## TO DO
Locate the word "každé" in the data below, then copy every line that holds it.

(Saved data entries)
────────────────

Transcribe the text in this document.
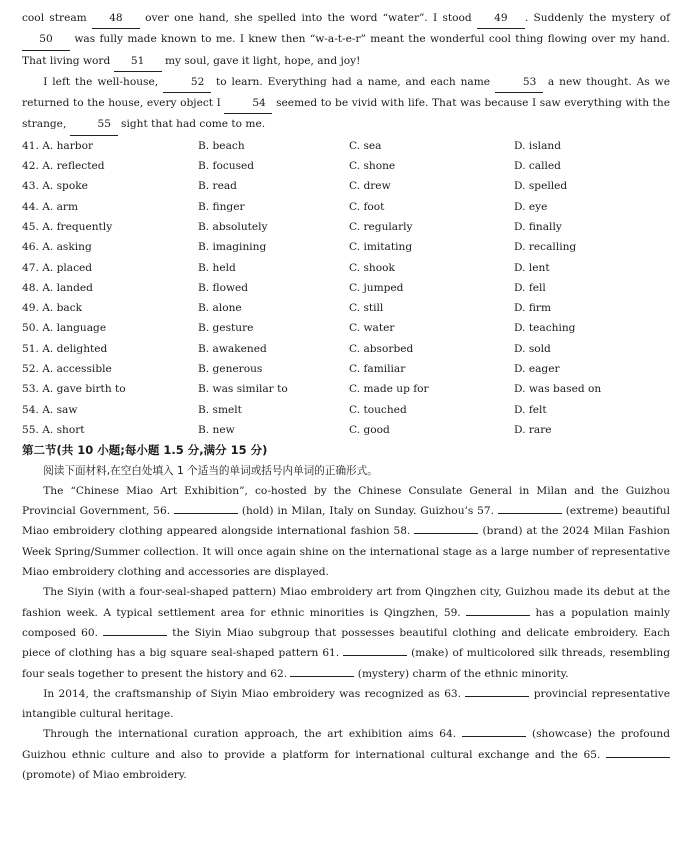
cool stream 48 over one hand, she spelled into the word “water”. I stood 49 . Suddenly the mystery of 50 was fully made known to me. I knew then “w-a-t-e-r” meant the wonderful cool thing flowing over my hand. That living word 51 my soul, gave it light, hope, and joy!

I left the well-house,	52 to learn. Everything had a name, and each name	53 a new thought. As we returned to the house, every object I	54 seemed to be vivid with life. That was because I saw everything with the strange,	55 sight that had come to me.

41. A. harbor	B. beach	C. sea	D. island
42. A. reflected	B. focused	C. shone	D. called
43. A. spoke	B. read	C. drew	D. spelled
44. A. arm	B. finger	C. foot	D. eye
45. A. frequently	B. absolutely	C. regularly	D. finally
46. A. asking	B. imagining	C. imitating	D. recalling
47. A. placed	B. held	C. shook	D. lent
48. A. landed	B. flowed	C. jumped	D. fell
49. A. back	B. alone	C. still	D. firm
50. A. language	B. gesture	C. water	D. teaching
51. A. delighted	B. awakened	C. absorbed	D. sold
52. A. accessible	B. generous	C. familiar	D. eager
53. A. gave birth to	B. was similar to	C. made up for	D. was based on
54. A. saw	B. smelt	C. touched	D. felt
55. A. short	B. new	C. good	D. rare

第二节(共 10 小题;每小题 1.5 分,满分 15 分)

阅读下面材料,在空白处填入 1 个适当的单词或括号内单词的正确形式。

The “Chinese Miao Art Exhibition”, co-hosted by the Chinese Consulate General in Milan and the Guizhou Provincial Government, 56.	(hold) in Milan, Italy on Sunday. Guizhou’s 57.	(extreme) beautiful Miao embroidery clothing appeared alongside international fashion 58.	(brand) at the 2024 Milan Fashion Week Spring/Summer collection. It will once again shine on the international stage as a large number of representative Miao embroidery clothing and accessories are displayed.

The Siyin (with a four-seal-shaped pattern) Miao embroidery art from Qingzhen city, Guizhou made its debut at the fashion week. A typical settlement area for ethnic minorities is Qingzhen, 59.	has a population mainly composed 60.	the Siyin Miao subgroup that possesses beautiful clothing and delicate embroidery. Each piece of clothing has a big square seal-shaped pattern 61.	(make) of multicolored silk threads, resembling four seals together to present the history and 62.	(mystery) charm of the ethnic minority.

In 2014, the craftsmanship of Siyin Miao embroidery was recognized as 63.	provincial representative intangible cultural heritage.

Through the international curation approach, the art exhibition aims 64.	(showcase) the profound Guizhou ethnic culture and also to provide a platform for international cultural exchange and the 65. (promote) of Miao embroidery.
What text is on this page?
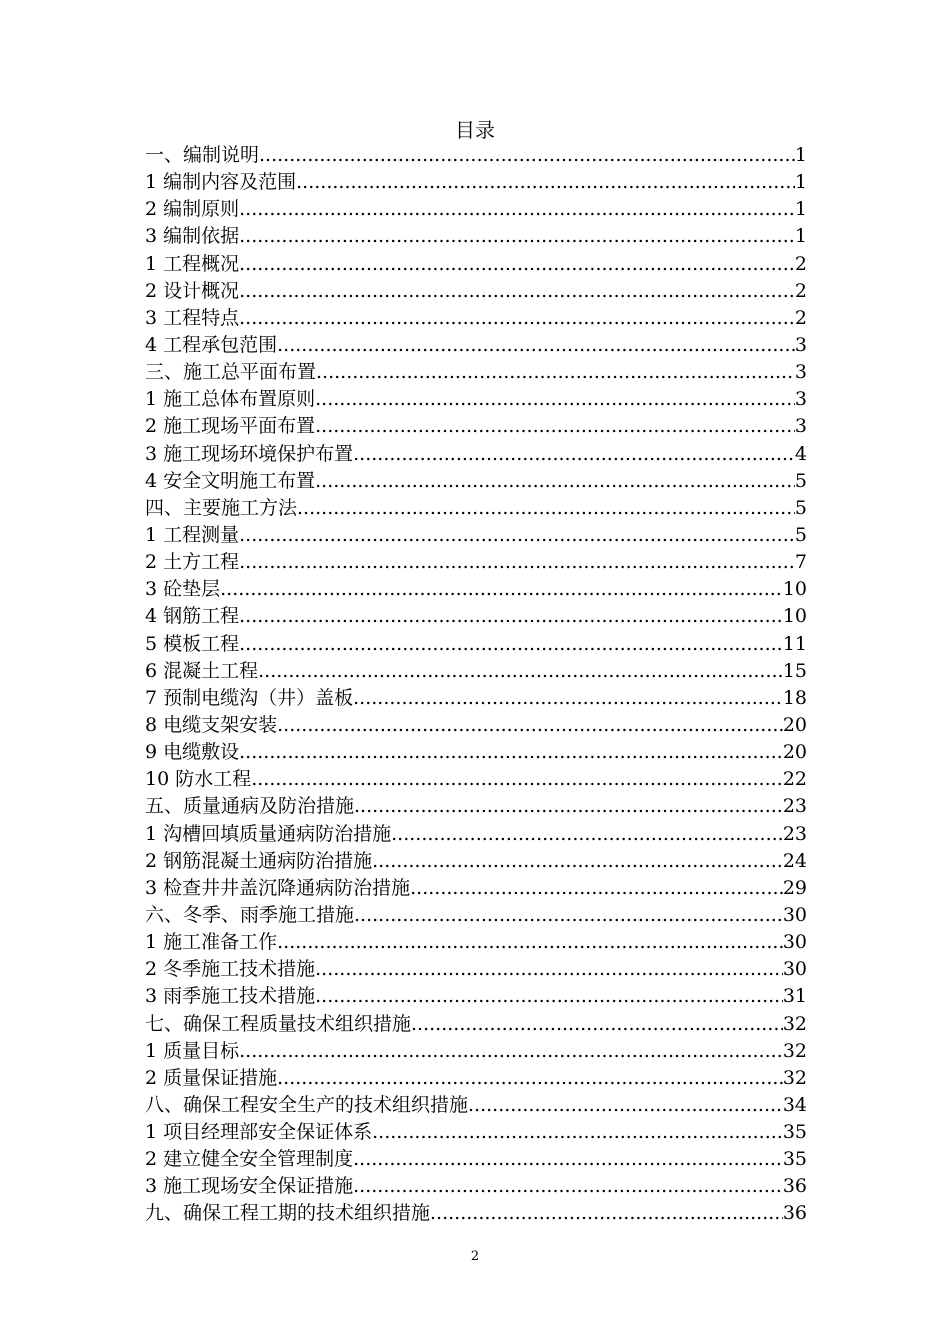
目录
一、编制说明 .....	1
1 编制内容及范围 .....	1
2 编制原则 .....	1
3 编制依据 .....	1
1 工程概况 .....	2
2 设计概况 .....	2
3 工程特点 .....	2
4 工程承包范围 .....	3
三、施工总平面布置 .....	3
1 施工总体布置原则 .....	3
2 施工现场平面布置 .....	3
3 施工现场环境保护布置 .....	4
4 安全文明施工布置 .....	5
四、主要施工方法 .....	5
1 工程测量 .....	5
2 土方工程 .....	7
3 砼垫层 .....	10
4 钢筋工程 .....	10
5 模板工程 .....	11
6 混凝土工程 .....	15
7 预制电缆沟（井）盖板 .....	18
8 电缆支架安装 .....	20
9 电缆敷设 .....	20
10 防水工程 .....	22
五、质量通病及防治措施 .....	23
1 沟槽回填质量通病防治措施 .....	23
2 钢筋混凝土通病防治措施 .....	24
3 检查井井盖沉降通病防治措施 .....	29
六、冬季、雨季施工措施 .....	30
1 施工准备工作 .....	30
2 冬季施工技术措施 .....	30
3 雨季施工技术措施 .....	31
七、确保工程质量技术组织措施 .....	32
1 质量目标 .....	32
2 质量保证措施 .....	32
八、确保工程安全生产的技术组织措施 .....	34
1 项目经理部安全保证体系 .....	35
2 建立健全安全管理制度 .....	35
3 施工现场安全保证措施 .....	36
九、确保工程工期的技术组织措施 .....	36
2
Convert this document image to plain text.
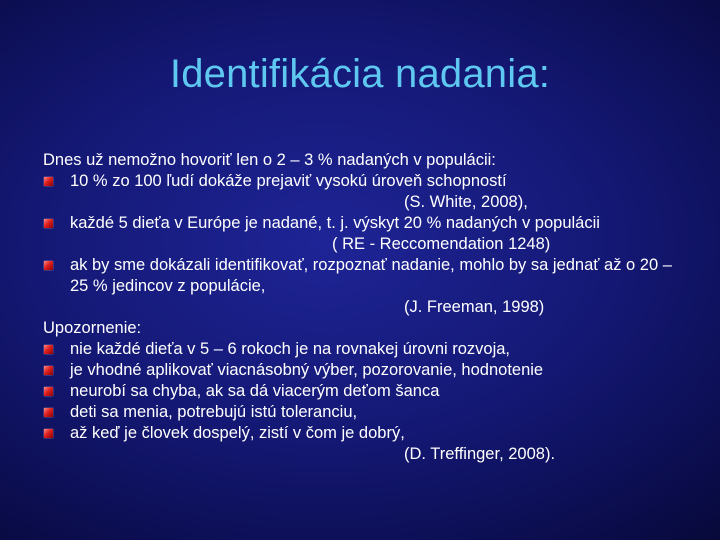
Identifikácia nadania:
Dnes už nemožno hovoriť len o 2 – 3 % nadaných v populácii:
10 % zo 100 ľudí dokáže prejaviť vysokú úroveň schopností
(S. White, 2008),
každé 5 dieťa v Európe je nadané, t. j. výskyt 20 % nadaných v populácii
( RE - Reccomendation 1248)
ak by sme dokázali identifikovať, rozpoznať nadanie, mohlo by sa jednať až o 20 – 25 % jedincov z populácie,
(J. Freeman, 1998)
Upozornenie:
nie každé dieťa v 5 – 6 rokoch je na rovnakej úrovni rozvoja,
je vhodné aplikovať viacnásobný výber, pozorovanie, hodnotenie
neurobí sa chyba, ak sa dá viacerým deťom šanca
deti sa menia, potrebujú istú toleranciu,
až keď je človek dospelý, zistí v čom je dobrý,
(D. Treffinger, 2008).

────────────────

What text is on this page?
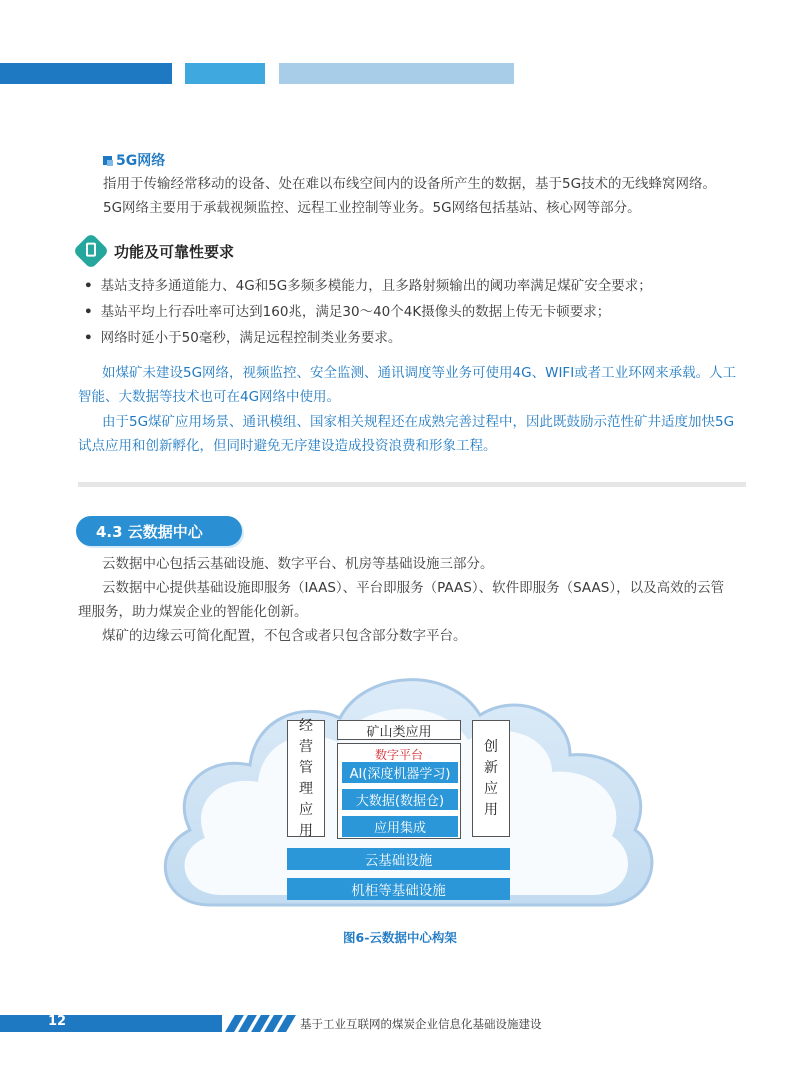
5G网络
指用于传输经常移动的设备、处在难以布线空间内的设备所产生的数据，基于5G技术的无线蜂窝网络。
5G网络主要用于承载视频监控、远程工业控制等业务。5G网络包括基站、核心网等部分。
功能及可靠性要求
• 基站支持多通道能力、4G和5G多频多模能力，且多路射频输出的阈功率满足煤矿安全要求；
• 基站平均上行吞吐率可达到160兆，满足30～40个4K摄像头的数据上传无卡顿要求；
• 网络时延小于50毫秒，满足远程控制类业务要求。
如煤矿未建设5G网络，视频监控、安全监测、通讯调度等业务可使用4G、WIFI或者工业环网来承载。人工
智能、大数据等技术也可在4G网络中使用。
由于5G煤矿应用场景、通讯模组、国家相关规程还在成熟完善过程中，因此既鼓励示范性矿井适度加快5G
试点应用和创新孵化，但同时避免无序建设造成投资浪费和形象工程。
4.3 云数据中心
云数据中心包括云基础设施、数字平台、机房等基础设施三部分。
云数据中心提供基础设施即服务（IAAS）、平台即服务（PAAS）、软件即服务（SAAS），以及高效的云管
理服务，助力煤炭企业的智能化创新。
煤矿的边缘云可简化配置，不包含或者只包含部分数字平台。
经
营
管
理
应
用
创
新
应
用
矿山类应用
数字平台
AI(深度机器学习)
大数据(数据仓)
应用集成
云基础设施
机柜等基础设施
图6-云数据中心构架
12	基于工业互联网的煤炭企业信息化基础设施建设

────────────────

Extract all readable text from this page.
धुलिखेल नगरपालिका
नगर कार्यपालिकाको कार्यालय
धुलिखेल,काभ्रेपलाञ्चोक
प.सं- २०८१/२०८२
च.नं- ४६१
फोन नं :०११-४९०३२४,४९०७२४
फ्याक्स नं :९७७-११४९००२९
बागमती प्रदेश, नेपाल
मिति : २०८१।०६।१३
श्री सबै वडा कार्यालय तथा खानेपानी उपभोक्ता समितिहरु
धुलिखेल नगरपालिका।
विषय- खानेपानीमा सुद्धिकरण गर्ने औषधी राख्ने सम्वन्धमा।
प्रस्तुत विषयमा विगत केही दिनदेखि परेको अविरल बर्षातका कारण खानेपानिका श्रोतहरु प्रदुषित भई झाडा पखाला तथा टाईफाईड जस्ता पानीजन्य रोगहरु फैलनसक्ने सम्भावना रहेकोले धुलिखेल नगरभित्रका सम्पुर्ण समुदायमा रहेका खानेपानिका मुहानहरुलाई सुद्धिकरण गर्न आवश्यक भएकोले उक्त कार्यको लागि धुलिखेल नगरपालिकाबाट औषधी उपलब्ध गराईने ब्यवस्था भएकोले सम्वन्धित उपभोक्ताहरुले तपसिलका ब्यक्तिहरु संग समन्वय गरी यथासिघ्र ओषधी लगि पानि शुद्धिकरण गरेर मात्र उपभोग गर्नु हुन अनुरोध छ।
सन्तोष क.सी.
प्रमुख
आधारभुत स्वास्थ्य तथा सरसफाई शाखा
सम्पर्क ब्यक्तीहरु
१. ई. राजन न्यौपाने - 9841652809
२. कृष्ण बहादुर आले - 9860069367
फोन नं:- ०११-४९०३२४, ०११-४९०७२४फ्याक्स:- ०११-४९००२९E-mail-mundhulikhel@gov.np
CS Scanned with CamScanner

────────────────

## RESPONSE TO THIS EXERCISE
každé 5 dieťa v Európe je nadané, t. j. výskyt 20 % nadaných v populácii
nie každé dieťa v 5 – 6 rokoch je na rovnakej úrovni rozvoja,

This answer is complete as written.